* [PROBLEM REQUIREMENTS]: Go through the entries below and retype them exactly, omitting each picture.

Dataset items
=======

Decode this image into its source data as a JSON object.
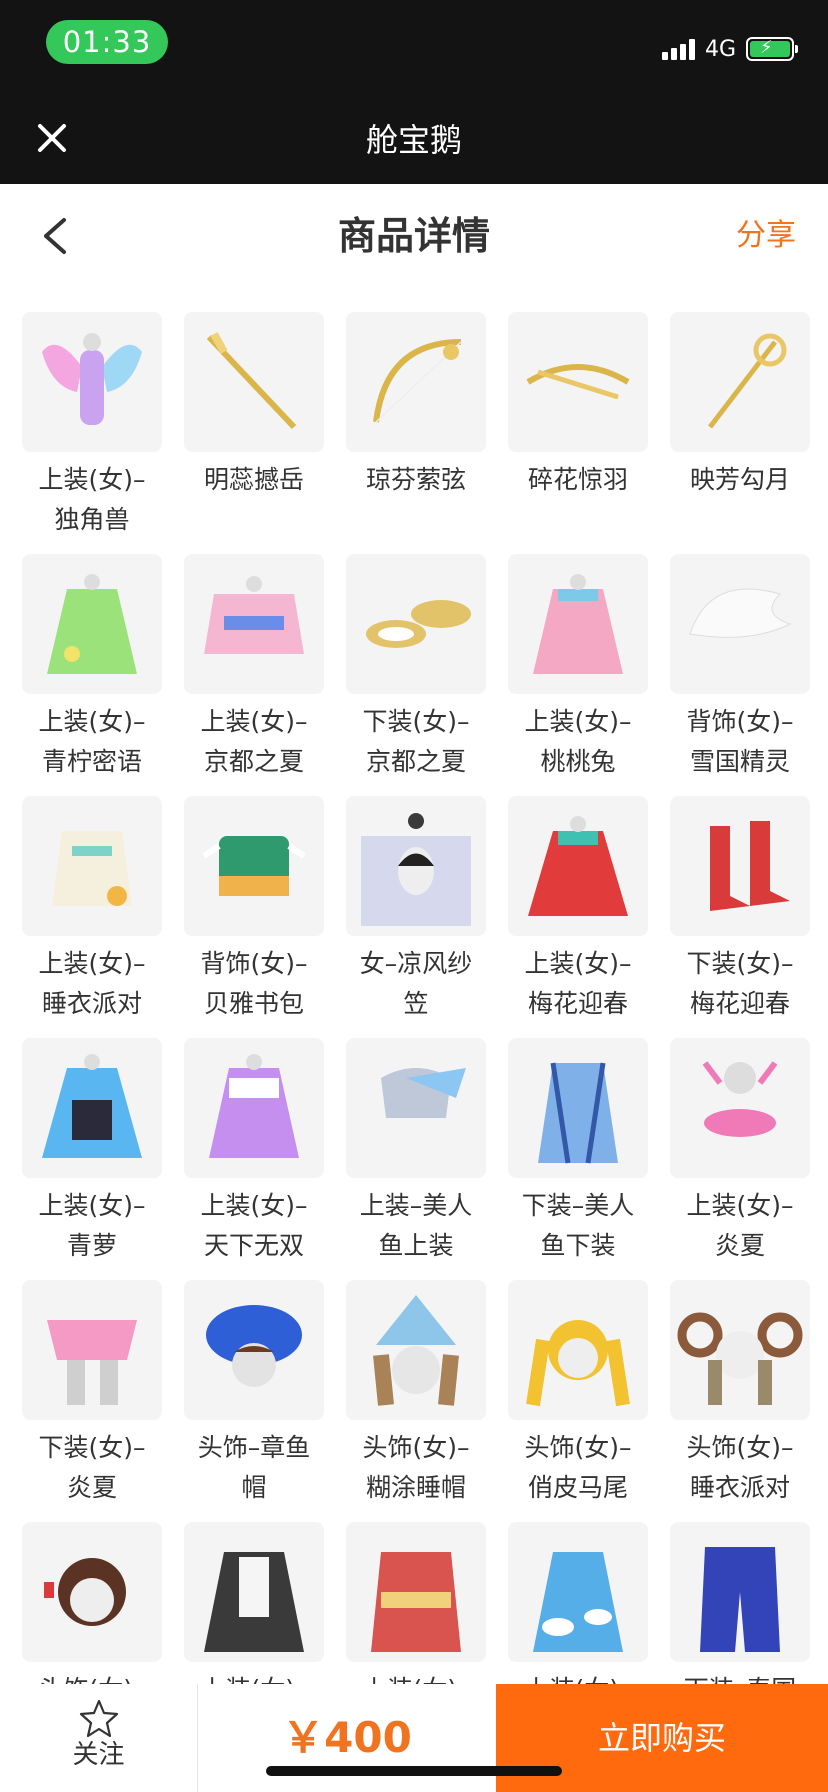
{
  "status_bar": {
    "time": "01:33",
    "network": "4G"
  },
  "app_bar": {
    "title": "舱宝鹅"
  },
  "header": {
    "title": "商品详情",
    "share_label": "分享"
  },
  "products": [
    {
      "name": "上装(女)–\n独角兽",
      "icon": "wings-outfit"
    },
    {
      "name": "明蕊撼岳",
      "icon": "golden-sword"
    },
    {
      "name": "琼芬萦弦",
      "icon": "golden-bow"
    },
    {
      "name": "碎花惊羽",
      "icon": "golden-crossbow"
    },
    {
      "name": "映芳勾月",
      "icon": "golden-staff"
    },
    {
      "name": "上装(女)–\n青柠密语",
      "icon": "green-dress"
    },
    {
      "name": "上装(女)–\n京都之夏",
      "icon": "kimono-top"
    },
    {
      "name": "下装(女)–\n京都之夏",
      "icon": "sandals"
    },
    {
      "name": "上装(女)–\n桃桃兔",
      "icon": "pink-dress"
    },
    {
      "name": "背饰(女)–\n雪国精灵",
      "icon": "white-wings"
    },
    {
      "name": "上装(女)–\n睡衣派对",
      "icon": "pajama-top"
    },
    {
      "name": "背饰(女)–\n贝雅书包",
      "icon": "green-backpack"
    },
    {
      "name": "女–凉风纱\n笠",
      "icon": "veil-hat"
    },
    {
      "name": "上装(女)–\n梅花迎春",
      "icon": "red-dress"
    },
    {
      "name": "下装(女)–\n梅花迎春",
      "icon": "red-boots"
    },
    {
      "name": "上装(女)–\n青萝",
      "icon": "blue-dress"
    },
    {
      "name": "上装(女)–\n天下无双",
      "icon": "purple-dress"
    },
    {
      "name": "上装–美人\n鱼上装",
      "icon": "mermaid-top"
    },
    {
      "name": "下装–美人\n鱼下装",
      "icon": "mermaid-tail"
    },
    {
      "name": "上装(女)–\n炎夏",
      "icon": "pink-bikini"
    },
    {
      "name": "下装(女)–\n炎夏",
      "icon": "pink-skirt"
    },
    {
      "name": "头饰–章鱼\n帽",
      "icon": "octopus-hat"
    },
    {
      "name": "头饰(女)–\n糊涂睡帽",
      "icon": "sleep-cap"
    },
    {
      "name": "头饰(女)–\n俏皮马尾",
      "icon": "blonde-ponytail"
    },
    {
      "name": "头饰(女)–\n睡衣派对",
      "icon": "ram-horns"
    },
    {
      "name": "头饰(女)–",
      "icon": "brown-hair"
    },
    {
      "name": "上装(女)–",
      "icon": "maid-dress"
    },
    {
      "name": "上装(女)–",
      "icon": "red-robe"
    },
    {
      "name": "上装(女)–",
      "icon": "cloud-dress"
    },
    {
      "name": "下装–泰国",
      "icon": "blue-pants"
    }
  ],
  "bottom_bar": {
    "follow_label": "关注",
    "price": "￥400",
    "buy_label": "立即购买"
  },
  "colors": {
    "accent": "#f0731f",
    "buy_button": "#ff6a0e",
    "status_pill": "#34c759",
    "topbar": "#131313"
  }
}
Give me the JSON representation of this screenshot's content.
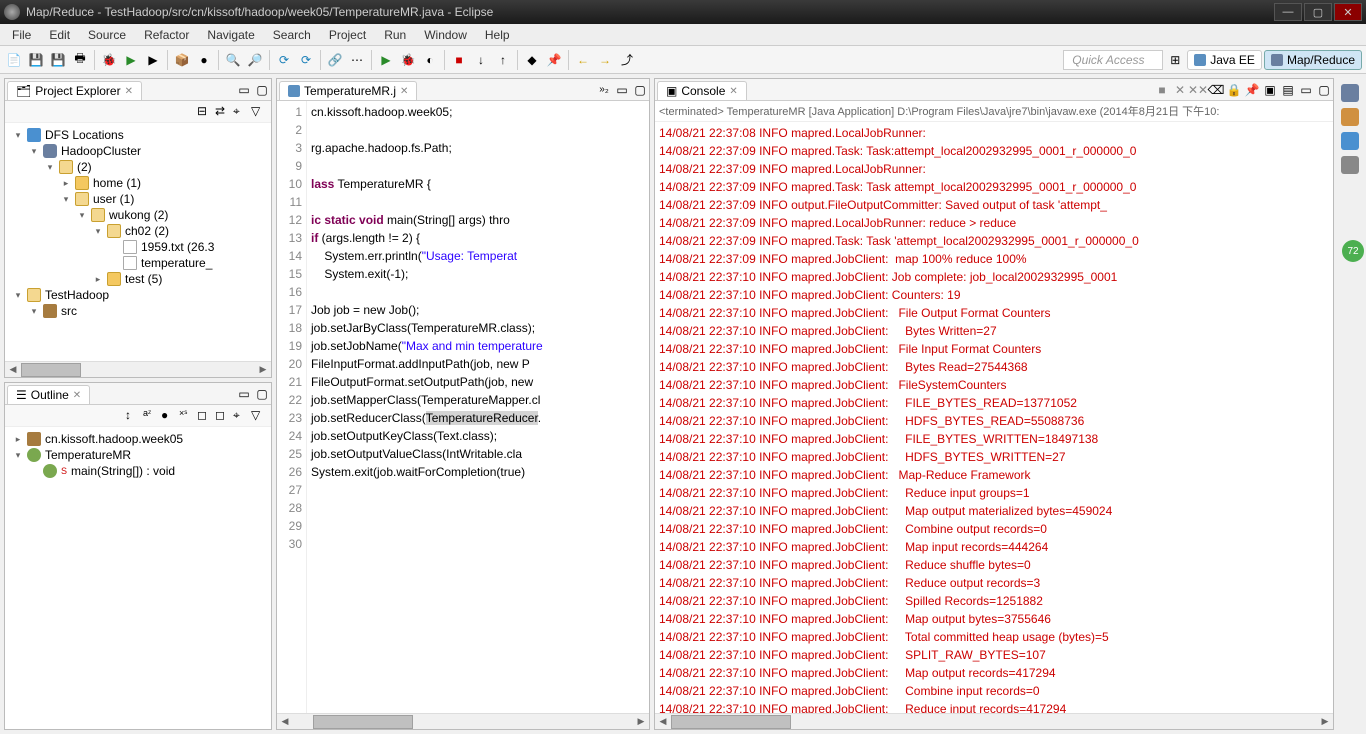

=======

* [TASK OUTPUT]:
Decode this image into its source data as a JSON object.
{
  "status_bar": {
    "time": "01:33",
    "network": "4G"
  },
  "app_bar": {
    "title": "舱宝鹅"
  },
  "header": {
    "title": "商品详情",
    "share_label": "分享"
  },
  "products": [
    {
      "name": "上装(女)–\n独角兽",
      "icon": "wings-outfit"
    },
    {
      "name": "明蕊撼岳",
      "icon": "golden-sword"
    },
    {
      "name": "琼芬萦弦",
      "icon": "golden-bow"
    },
    {
      "name": "碎花惊羽",
      "icon": "golden-crossbow"
    },
    {
      "name": "映芳勾月",
      "icon": "golden-staff"
    },
    {
      "name": "上装(女)–\n青柠密语",
      "icon": "green-dress"
    },
    {
      "name": "上装(女)–\n京都之夏",
      "icon": "kimono-top"
    },
    {
      "name": "下装(女)–\n京都之夏",
      "icon": "sandals"
    },
    {
      "name": "上装(女)–\n桃桃兔",
      "icon": "pink-dress"
    },
    {
      "name": "背饰(女)–\n雪国精灵",
      "icon": "white-wings"
    },
    {
      "name": "上装(女)–\n睡衣派对",
      "icon": "pajama-top"
    },
    {
      "name": "背饰(女)–\n贝雅书包",
      "icon": "green-backpack"
    },
    {
      "name": "女–凉风纱\n笠",
      "icon": "veil-hat"
    },
    {
      "name": "上装(女)–\n梅花迎春",
      "icon": "red-dress"
    },
    {
      "name": "下装(女)–\n梅花迎春",
      "icon": "red-boots"
    },
    {
      "name": "上装(女)–\n青萝",
      "icon": "blue-dress"
    },
    {
      "name": "上装(女)–\n天下无双",
      "icon": "purple-dress"
    },
    {
      "name": "上装–美人\n鱼上装",
      "icon": "mermaid-top"
    },
    {
      "name": "下装–美人\n鱼下装",
      "icon": "mermaid-tail"
    },
    {
      "name": "上装(女)–\n炎夏",
      "icon": "pink-bikini"
    },
    {
      "name": "下装(女)–\n炎夏",
      "icon": "pink-skirt"
    },
    {
      "name": "头饰–章鱼\n帽",
      "icon": "octopus-hat"
    },
    {
      "name": "头饰(女)–\n糊涂睡帽",
      "icon": "sleep-cap"
    },
    {
      "name": "头饰(女)–\n俏皮马尾",
      "icon": "blonde-ponytail"
    },
    {
      "name": "头饰(女)–\n睡衣派对",
      "icon": "ram-horns"
    },
    {
      "name": "头饰(女)–",
      "icon": "brown-hair"
    },
    {
      "name": "上装(女)–",
      "icon": "maid-dress"
    },
    {
      "name": "上装(女)–",
      "icon": "red-robe"
    },
    {
      "name": "上装(女)–",
      "icon": "cloud-dress"
    },
    {
      "name": "下装–泰国",
      "icon": "blue-pants"
    }
  ],
  "bottom_bar": {
    "follow_label": "关注",
    "price": "￥400",
    "buy_label": "立即购买"
  },
  "colors": {
    "accent": "#f0731f",
    "buy_button": "#ff6a0e",
    "status_pill": "#34c759",
    "topbar": "#131313"
  }
}
Give me the JSON representation of this screenshot's content.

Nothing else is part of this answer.